■ WHAT THE TASK REQUIRES:
Write out each line from the data below that includes the word "supports".

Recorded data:

========

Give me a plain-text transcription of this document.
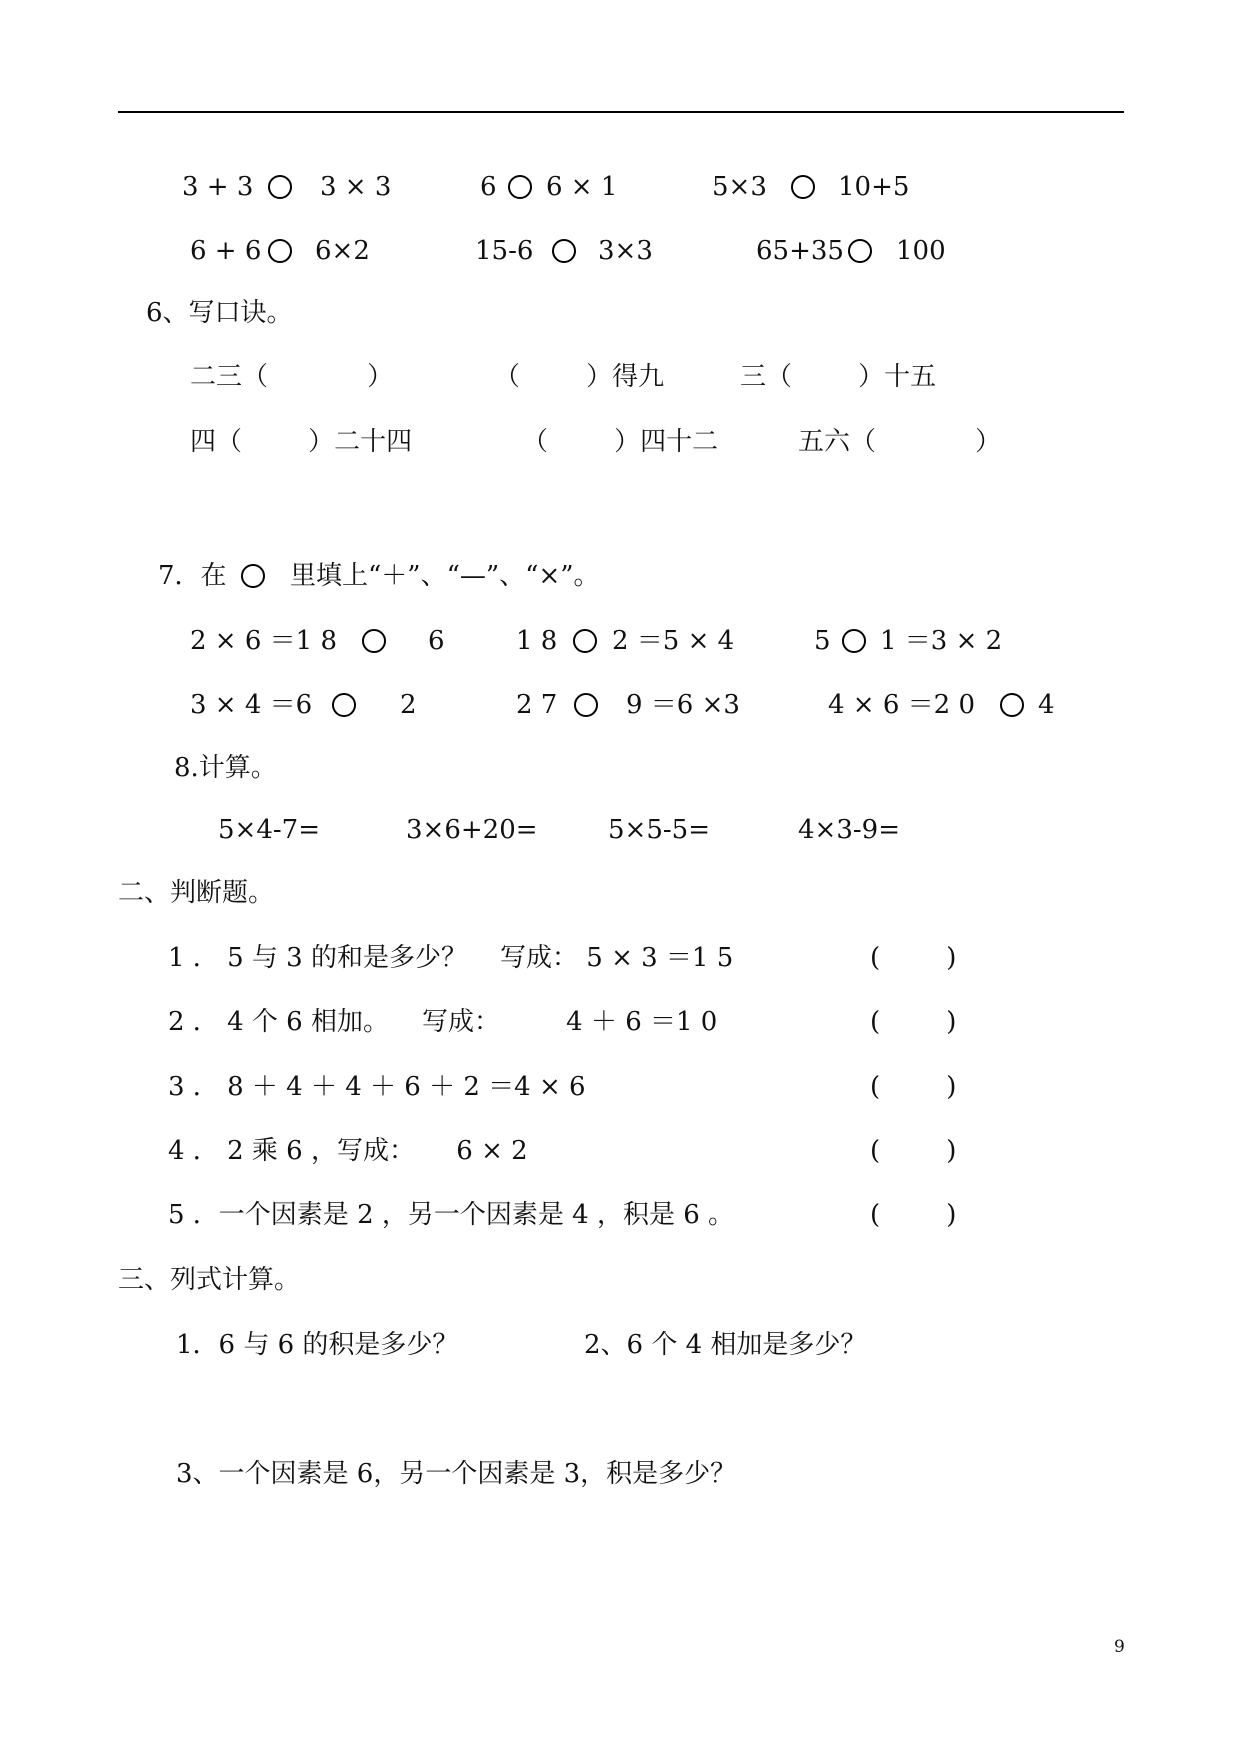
3 + 3	3 × 3	6 6 × 1	5×3	10+5
6 + 6 6×2	15-6 3×3	65+35 100
6、写口诀。
二三（            ）	（        ）得九	三（        ）十五
四（        ）二十四	（        ）四十二	五六（            ）
7．在 里填上“＋”、“—”、“×”。
2 × 6 ＝1 8	6	1 8 2 ＝5 × 4	5 1 ＝3 × 2
3 × 4 ＝6	2	2 7	9 ＝6 ×3	4 × 6 ＝2 0 4
8.计算。
5×4-7=	3×6+20=	5×5-5=	4×3-9=
二、判断题。
1 ． 5 与 3 的和是多少？    写成： 5 × 3 ＝1 5	(        )
2 ． 4 个 6 相加。    写成：        4 ＋ 6 ＝1 0	(        )
3 ． 8 ＋ 4 ＋ 4 ＋ 6 ＋ 2 ＝4 × 6	(        )
4 ． 2 乘 6 ，写成：     6 × 2	(        )
5 ．一个因素是 2 ，另一个因素是 4 ，积是 6 。	(        )
三、列式计算。
1．6 与 6 的积是多少？	2、6 个 4 相加是多少？
3、一个因素是 6，另一个因素是 3，积是多少？
9
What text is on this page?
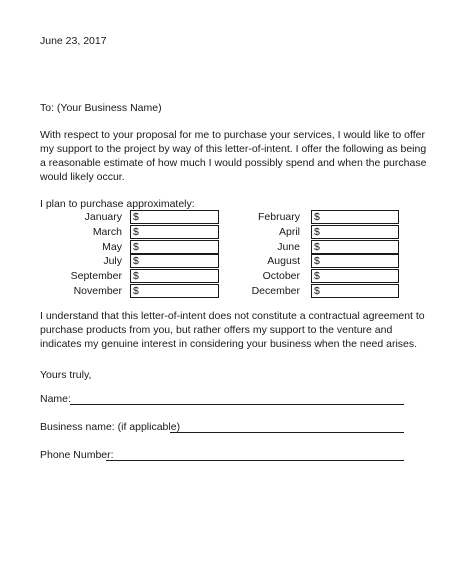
June 23, 2017
To: (Your Business Name)
With respect to your proposal for me to purchase your services, I would like to offer
my support to the project by way of this letter-of-intent. I offer the following as being
a reasonable estimate of how much I would possibly spend and when the purchase
would likely occur.
I plan to purchase approximately:
January $
March $
May $
July $
September $
November $
February $
April $
June $
August $
October $
December $
I understand that this letter-of-intent does not constitute a contractual agreement to
purchase products from you, but rather offers my support to the venture and
indicates my genuine interest in considering your business when the need arises.
Yours truly,
Name:
Business name: (if applicable)
Phone Number:
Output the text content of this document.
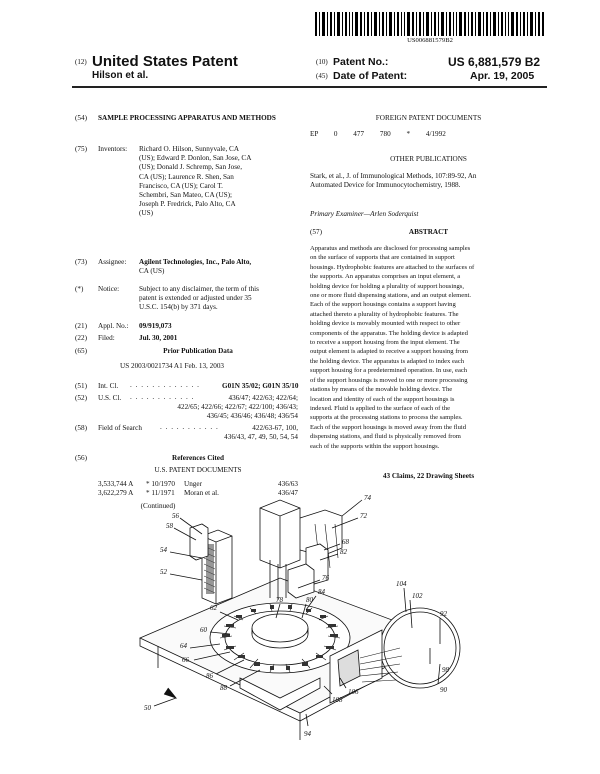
US006881579B2
(12) United States Patent
Hilson et al.
(10) Patent No.:	US 6,881,579 B2
(45) Date of Patent:	Apr. 19, 2005
(54) SAMPLE PROCESSING APPARATUS AND METHODS
(75) Inventors: Richard O. Hilson, Sunnyvale, CA
(US); Edward P. Donlon, San Jose, CA
(US); Donald J. Schremp, San Jose,
CA (US); Laurence R. Shen, San
Francisco, CA (US); Carol T.
Schembri, San Mateo, CA (US);
Joseph P. Fredrick, Palo Alto, CA
(US)
(73) Assignee: Agilent Technologies, Inc., Palo Alto,
CA (US)
(*) Notice:	Subject to any disclaimer, the term of this
patent is extended or adjusted under 35
U.S.C. 154(b) by 371 days.
(21) Appl. No.: 09/919,073
(22) Filed:	Jul. 30, 2001
(65)	Prior Publication Data
US 2003/0021734 A1 Feb. 13, 2003
(51) Int. Cl. . . . . . . . . . . . . .	G01N 35/02; G01N 35/10
(52) U.S. Cl. . . . . . . . . . . . .	436/47; 422/63; 422/64;
422/65; 422/66; 422/67; 422/100; 436/43;
436/45; 436/46; 436/48; 436/54
(58) Field of Search	. . . . . . . . . . .	422/63-67, 100,
436/43, 47, 49, 50, 54, 54
(56)	References Cited
U.S. PATENT DOCUMENTS
3,533,744 A	* 10/1970	Unger	436/63
3,622,279 A	* 11/1971	Moran et al.	436/47
(Continued)
FOREIGN PATENT DOCUMENTS
EP 0 477 780 * 4/1992
OTHER PUBLICATIONS
Stark, et al., J. of Immunological Methods, 107:89-92, An
Automated Device for Immunocytochemistry, 1988.
Primary Examiner—Arlen Soderquist
(57)	ABSTRACT
Apparatus and methods are disclosed for processing samples
on the surface of supports that are contained in support
housings. Hydrophobic features are attached to the surfaces of
the supports. An apparatus comprises an input element, a
holding device for holding a plurality of support housings,
one or more fluid dispensing stations, and an output element.
Each of the support housings contains a support having
attached thereto a plurality of hydrophobic features. The
holding device is movably mounted with respect to other
components of the apparatus. The holding device is adapted
to receive a support housing from the input element. The
output element is adapted to receive a support housing from
the holding device. The apparatus is adapted to index each
support housing for a predetermined operation. In use, each
of the support housings is moved to one or more processing
stations by means of the movable holding device. The
location and identity of each of the support housings is
indexed. Fluid is applied to the surface of each of the
supports at the processing stations to process the samples.
Each of the support housings is moved away from the fluid
dispensing stations, and fluid is physically removed from
each of the supports within the support housings.
43 Claims, 22 Drawing Sheets
56
58
54
52
74
72
68
82
76
80
78
62
60
84
104
102
92
98
90
64
66
86
88
108
106
94
50
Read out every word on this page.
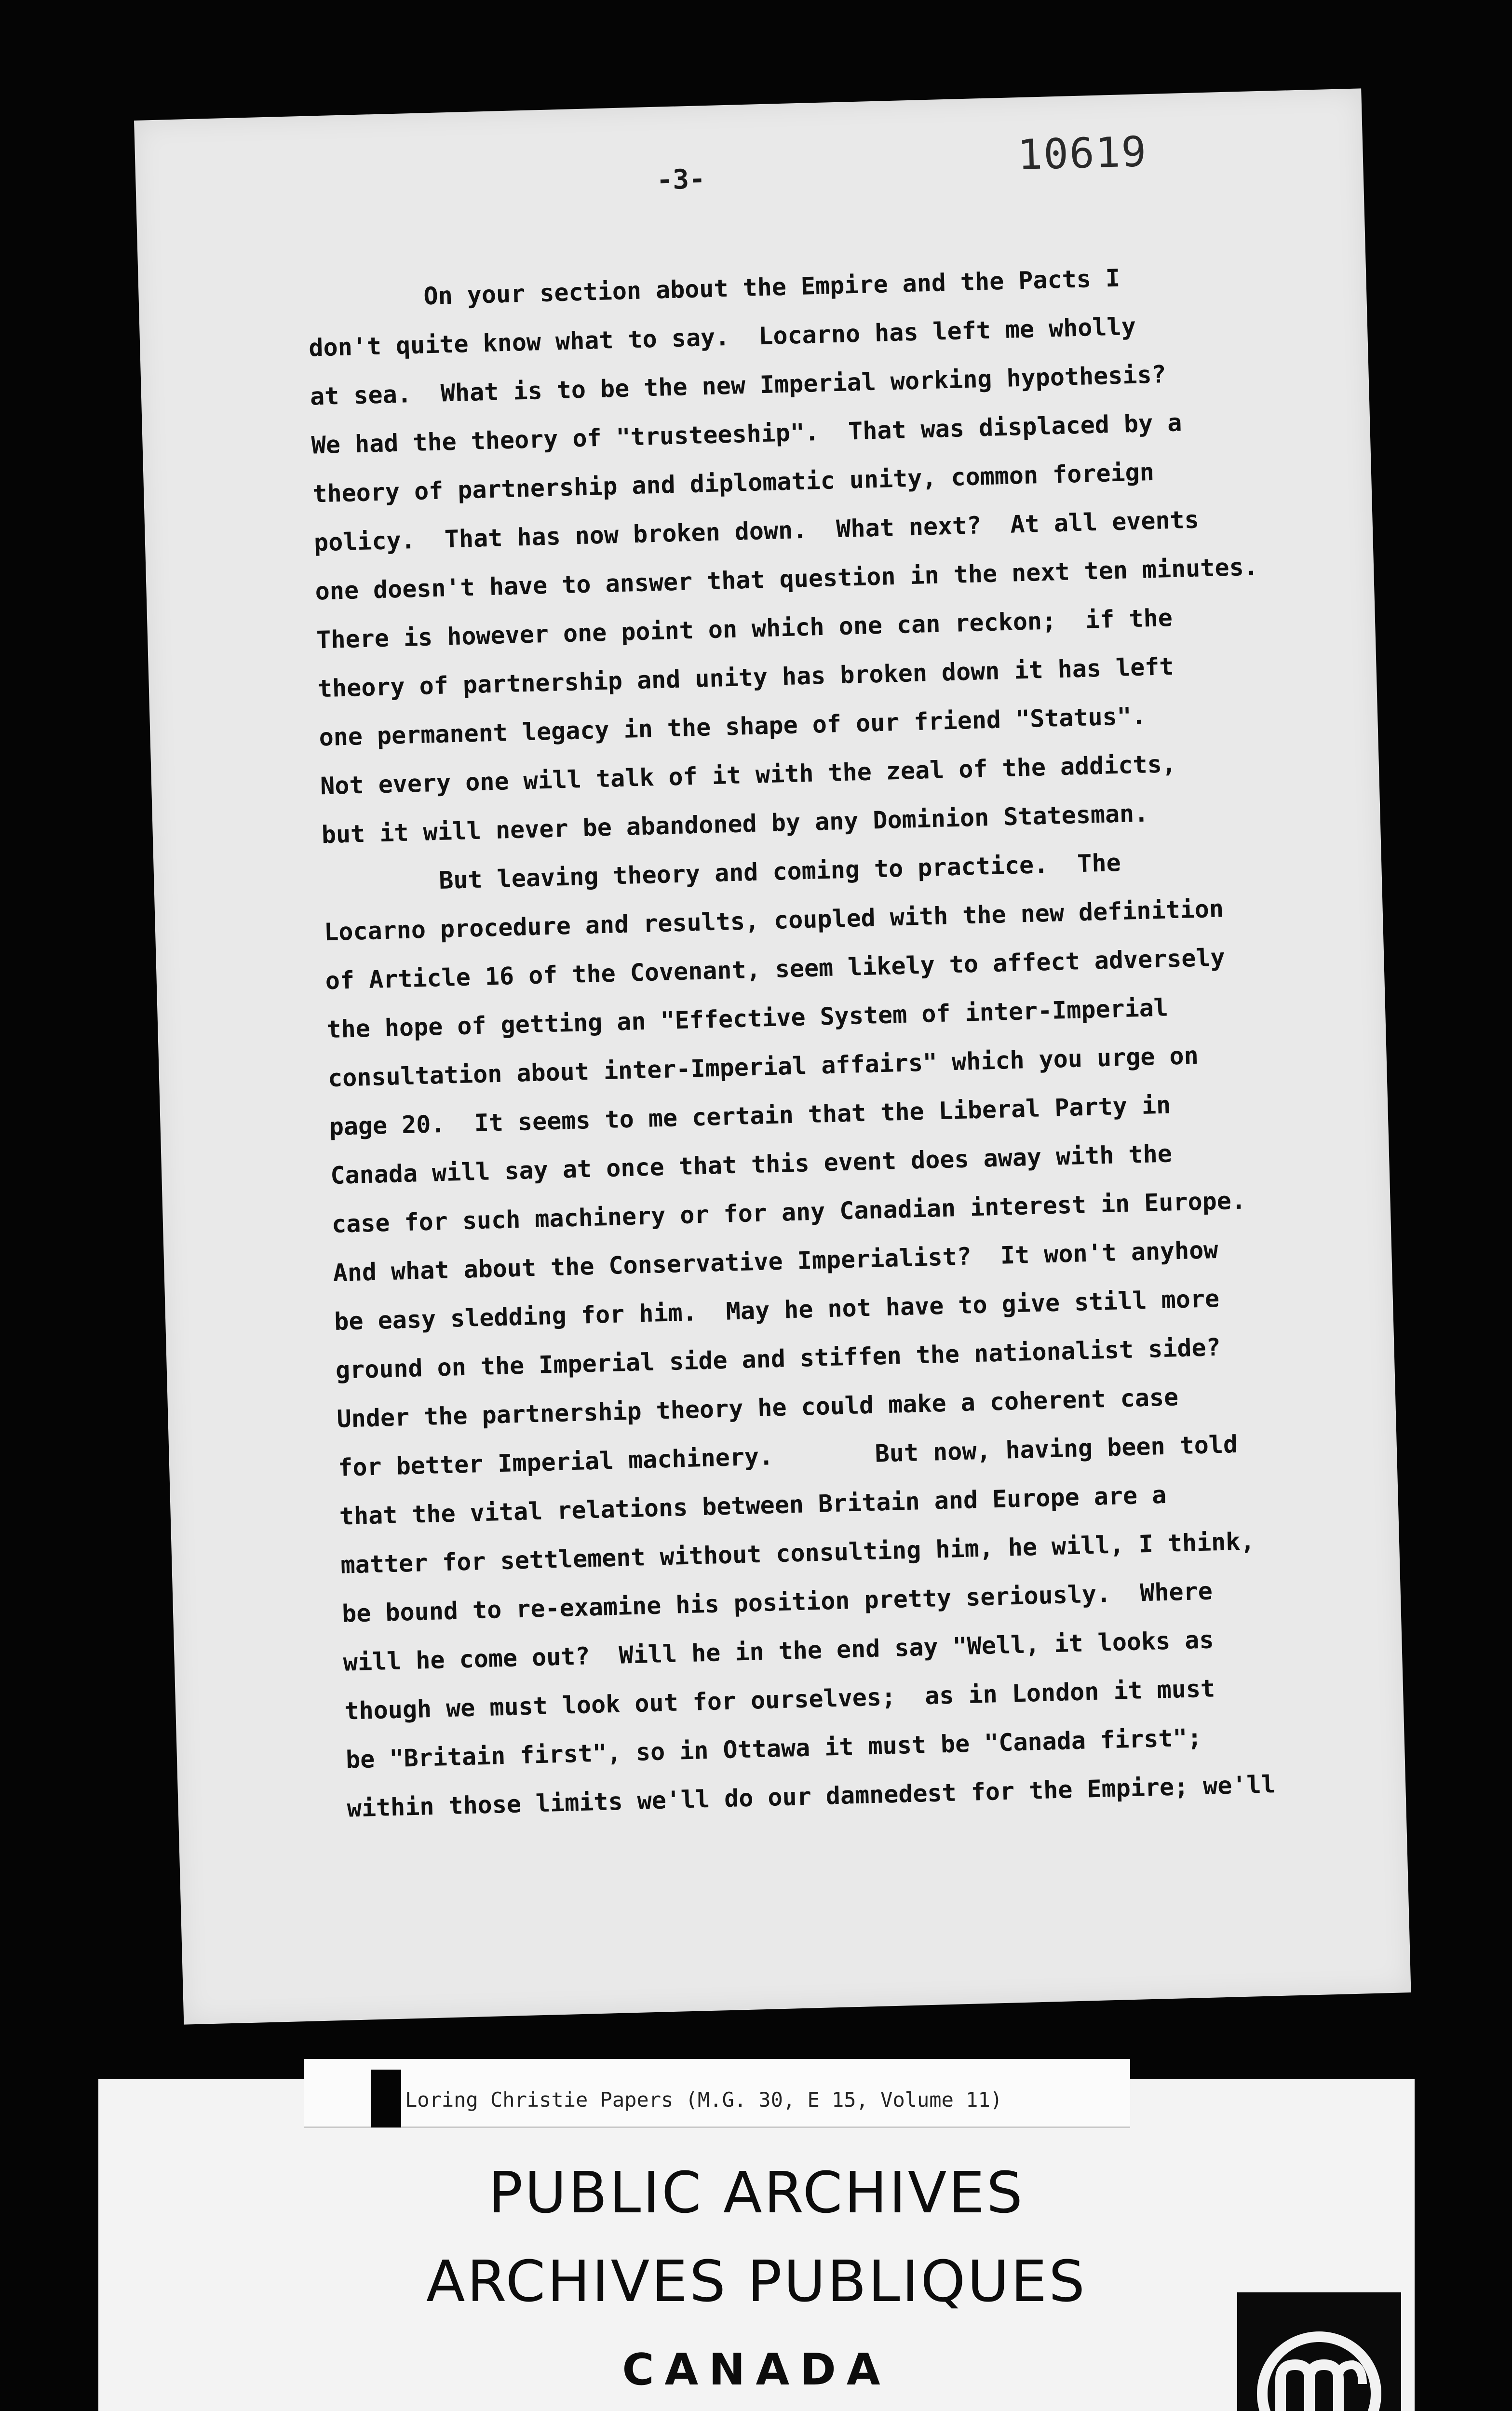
-3-
10619
On your section about the Empire and the Pacts I
don't quite know what to say.  Locarno has left me wholly
at sea.  What is to be the new Imperial working hypothesis?
We had the theory of "trusteeship".  That was displaced by a
theory of partnership and diplomatic unity, common foreign
policy.  That has now broken down.  What next?  At all events
one doesn't have to answer that question in the next ten minutes.
There is however one point on which one can reckon;  if the
theory of partnership and unity has broken down it has left
one permanent legacy in the shape of our friend "Status".
Not every one will talk of it with the zeal of the addicts,
but it will never be abandoned by any Dominion Statesman.
But leaving theory and coming to practice.  The
Locarno procedure and results, coupled with the new definition
of Article 16 of the Covenant, seem likely to affect adversely
the hope of getting an "Effective System of inter-Imperial
consultation about inter-Imperial affairs" which you urge on
page 20.  It seems to me certain that the Liberal Party in
Canada will say at once that this event does away with the
case for such machinery or for any Canadian interest in Europe.
And what about the Conservative Imperialist?  It won't anyhow
be easy sledding for him.  May he not have to give still more
ground on the Imperial side and stiffen the nationalist side?
Under the partnership theory he could make a coherent case
for better Imperial machinery.       But now, having been told
that the vital relations between Britain and Europe are a
matter for settlement without consulting him, he will, I think,
be bound to re-examine his position pretty seriously.  Where
will he come out?  Will he in the end say "Well, it looks as
though we must look out for ourselves;  as in London it must
be "Britain first", so in Ottawa it must be "Canada first";
within those limits we'll do our damnedest for the Empire; we'll
Loring Christie Papers (M.G. 30, E 15, Volume 11)
PUBLIC ARCHIVES
ARCHIVES PUBLIQUES
CANADA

========

■ EXPECTED ANSWER:
on the surface of supports that are contained in support
the supports. An apparatus comprises an input element, a
supports at the processing stations to process the samples.
each of the supports within the support housings.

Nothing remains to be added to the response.